Recorded data

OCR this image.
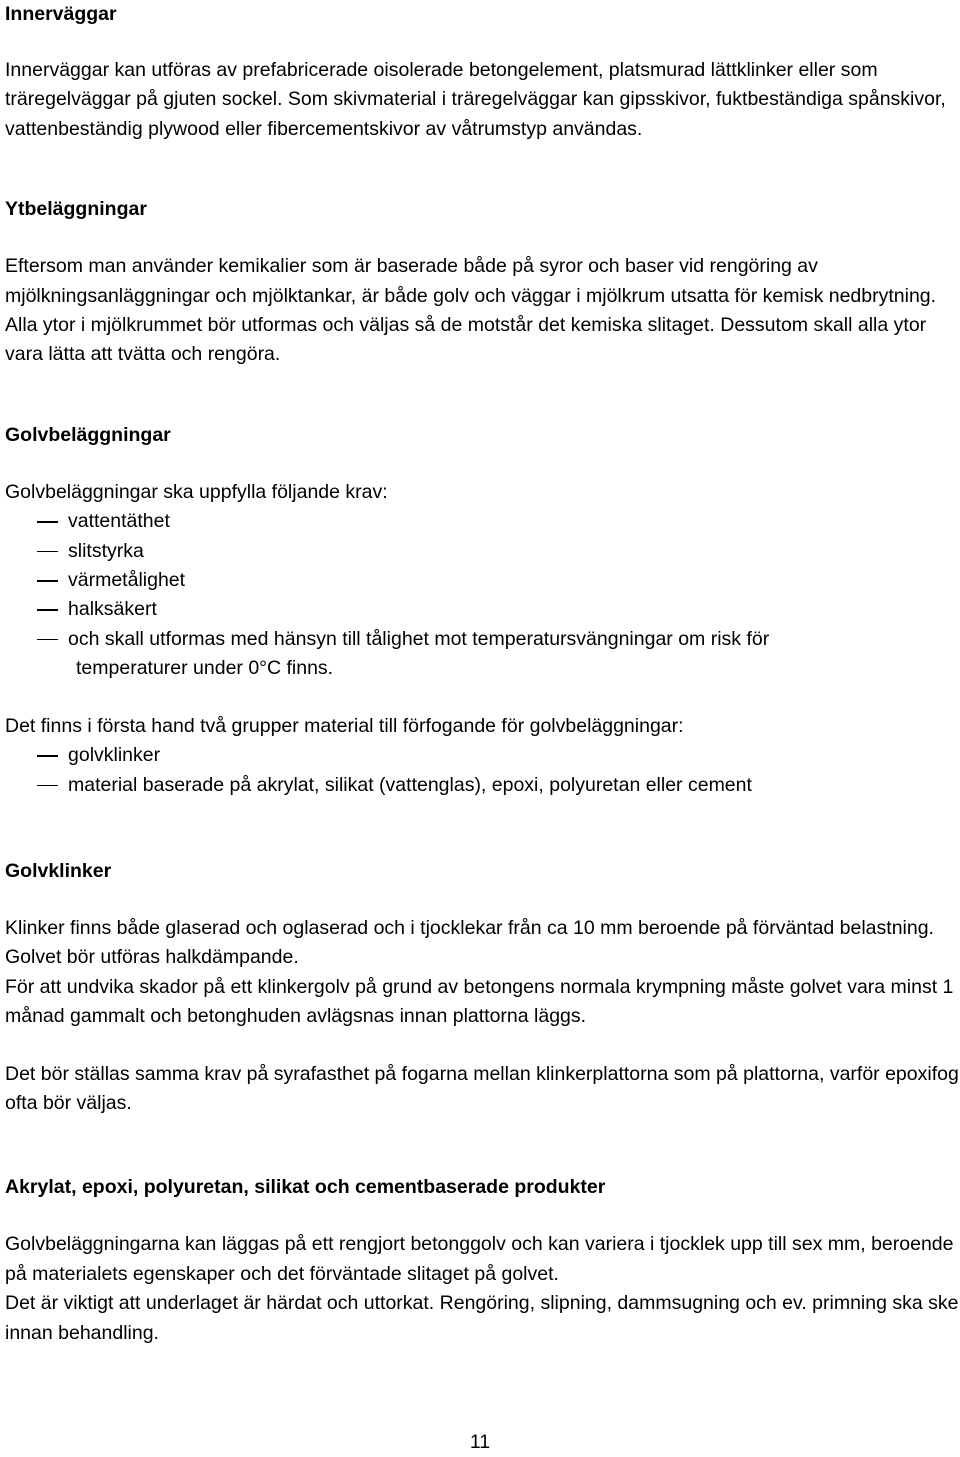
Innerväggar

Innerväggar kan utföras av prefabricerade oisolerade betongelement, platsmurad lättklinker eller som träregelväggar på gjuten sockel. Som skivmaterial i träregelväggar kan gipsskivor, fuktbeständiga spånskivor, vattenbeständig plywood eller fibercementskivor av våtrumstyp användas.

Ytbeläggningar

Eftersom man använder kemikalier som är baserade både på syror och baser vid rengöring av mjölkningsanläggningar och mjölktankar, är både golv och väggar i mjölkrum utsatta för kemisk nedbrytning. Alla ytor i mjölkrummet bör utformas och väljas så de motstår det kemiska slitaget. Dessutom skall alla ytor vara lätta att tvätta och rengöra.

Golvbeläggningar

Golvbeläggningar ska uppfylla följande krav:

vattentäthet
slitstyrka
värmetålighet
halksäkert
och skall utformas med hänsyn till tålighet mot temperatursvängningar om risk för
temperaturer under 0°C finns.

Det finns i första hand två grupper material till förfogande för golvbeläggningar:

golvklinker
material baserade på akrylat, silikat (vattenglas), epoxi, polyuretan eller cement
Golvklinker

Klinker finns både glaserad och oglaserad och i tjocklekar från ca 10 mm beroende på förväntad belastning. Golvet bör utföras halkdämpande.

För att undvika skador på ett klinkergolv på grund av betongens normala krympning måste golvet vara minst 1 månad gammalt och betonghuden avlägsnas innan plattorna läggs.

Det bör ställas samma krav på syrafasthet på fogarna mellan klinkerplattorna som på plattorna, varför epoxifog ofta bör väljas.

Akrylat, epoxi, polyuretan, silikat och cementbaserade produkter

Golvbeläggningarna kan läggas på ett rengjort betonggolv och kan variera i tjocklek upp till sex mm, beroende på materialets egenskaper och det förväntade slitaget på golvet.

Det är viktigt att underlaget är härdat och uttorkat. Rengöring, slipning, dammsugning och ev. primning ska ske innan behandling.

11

--

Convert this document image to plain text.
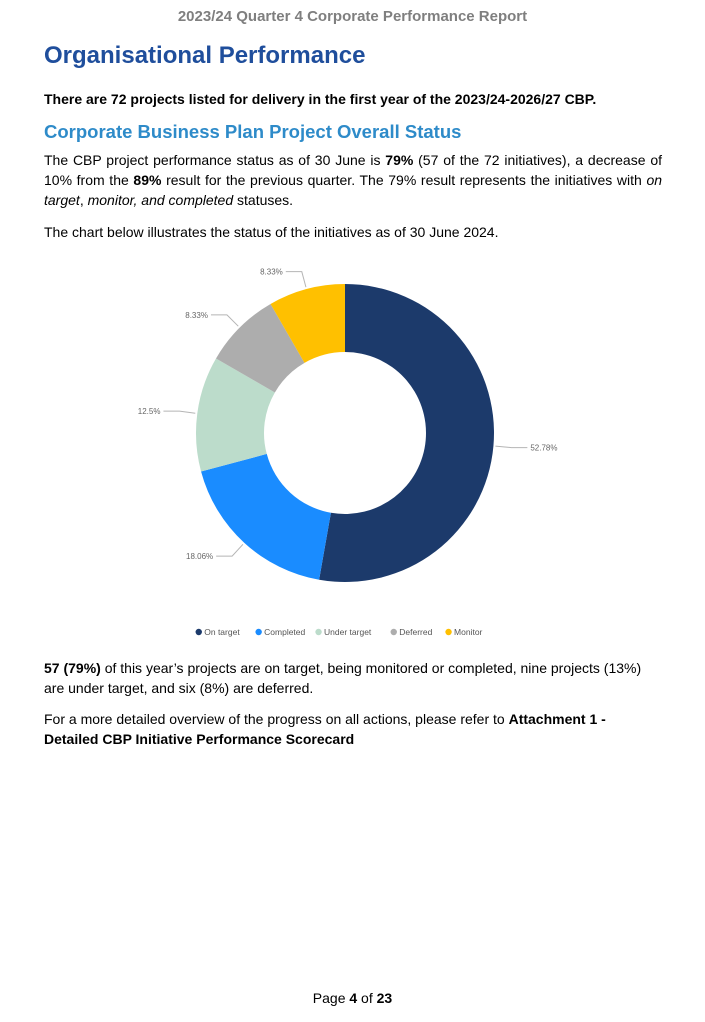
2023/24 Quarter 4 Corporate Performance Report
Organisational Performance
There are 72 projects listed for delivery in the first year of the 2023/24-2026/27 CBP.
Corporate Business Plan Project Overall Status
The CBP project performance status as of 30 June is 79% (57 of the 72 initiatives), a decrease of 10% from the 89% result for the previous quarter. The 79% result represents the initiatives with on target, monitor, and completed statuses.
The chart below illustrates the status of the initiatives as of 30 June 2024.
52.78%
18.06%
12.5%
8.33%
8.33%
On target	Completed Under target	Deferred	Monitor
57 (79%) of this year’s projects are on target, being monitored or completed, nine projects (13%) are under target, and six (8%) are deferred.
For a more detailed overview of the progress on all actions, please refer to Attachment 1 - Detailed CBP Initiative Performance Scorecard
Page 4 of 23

* * *

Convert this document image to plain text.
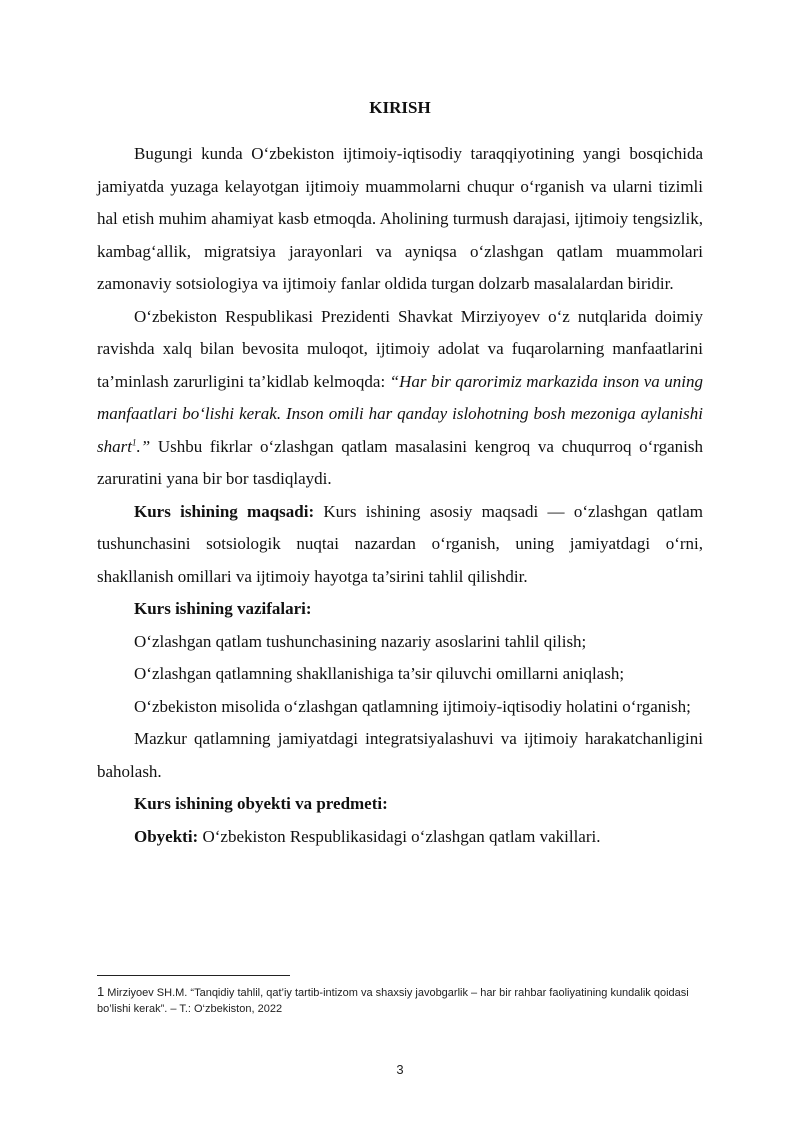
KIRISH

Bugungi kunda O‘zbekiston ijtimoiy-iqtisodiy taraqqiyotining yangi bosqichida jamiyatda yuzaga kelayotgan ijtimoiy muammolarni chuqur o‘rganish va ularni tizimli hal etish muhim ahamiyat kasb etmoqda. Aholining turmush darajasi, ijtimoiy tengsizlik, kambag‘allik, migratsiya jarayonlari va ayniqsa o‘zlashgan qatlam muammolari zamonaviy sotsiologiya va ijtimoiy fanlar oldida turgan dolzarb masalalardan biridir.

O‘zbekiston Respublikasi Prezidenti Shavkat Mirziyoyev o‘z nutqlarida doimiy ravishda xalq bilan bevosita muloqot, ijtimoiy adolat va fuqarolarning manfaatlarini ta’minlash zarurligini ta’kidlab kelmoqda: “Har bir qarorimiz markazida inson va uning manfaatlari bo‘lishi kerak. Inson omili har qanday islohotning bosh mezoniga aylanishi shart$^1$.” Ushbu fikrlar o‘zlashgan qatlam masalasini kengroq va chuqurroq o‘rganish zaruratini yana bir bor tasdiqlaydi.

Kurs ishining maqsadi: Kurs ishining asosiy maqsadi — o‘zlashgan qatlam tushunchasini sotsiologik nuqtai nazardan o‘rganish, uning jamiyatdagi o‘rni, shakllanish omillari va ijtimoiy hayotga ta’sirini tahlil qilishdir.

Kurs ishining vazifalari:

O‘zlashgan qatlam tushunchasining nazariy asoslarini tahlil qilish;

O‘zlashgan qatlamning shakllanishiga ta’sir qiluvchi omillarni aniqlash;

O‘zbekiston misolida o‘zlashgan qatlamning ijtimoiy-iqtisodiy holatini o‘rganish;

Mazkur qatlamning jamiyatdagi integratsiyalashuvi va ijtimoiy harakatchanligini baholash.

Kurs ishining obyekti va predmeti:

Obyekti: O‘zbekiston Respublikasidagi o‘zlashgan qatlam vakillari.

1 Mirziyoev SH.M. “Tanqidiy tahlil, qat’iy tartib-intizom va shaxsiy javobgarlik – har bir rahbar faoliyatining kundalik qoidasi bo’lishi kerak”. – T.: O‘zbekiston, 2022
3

- **The exercise**:
Among the entries, how many lines include the word "finns"? Answer with a single number and nothing further.

- **Answer to this task**:
3